What you need to do -
Each line of the material below that holds the word "momentan" needs to be copied.

================

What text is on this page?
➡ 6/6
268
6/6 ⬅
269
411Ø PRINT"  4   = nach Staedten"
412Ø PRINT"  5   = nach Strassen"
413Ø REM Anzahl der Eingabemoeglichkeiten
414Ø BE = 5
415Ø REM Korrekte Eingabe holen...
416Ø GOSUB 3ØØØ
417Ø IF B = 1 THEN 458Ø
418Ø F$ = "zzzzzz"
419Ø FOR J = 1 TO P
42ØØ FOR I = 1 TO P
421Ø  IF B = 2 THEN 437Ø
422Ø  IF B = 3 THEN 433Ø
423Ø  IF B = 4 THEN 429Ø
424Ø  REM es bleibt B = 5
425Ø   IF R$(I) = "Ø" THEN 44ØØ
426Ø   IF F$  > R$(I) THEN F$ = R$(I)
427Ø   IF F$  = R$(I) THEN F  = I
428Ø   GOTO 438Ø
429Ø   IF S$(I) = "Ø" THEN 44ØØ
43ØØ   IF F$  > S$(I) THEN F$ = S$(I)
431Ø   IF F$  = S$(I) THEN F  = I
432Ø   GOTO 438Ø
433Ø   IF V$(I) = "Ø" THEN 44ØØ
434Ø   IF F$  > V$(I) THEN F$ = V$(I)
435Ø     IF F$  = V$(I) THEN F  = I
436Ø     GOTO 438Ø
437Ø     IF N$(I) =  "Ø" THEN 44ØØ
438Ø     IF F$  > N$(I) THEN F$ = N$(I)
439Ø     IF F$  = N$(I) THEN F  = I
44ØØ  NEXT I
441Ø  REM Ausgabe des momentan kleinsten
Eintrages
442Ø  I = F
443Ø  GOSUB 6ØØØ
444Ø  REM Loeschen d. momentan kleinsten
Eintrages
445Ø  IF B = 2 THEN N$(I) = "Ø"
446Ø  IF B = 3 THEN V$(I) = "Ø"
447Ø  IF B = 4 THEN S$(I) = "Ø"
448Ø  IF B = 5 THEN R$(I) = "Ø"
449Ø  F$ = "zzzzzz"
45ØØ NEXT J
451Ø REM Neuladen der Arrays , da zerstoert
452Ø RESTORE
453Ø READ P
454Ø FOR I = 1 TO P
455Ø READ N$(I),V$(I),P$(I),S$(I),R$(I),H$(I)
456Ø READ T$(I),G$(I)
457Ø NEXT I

================

Expected answer -
441Ø  REM Ausgabe des momentan kleinsten
444Ø  REM Loeschen d. momentan kleinsten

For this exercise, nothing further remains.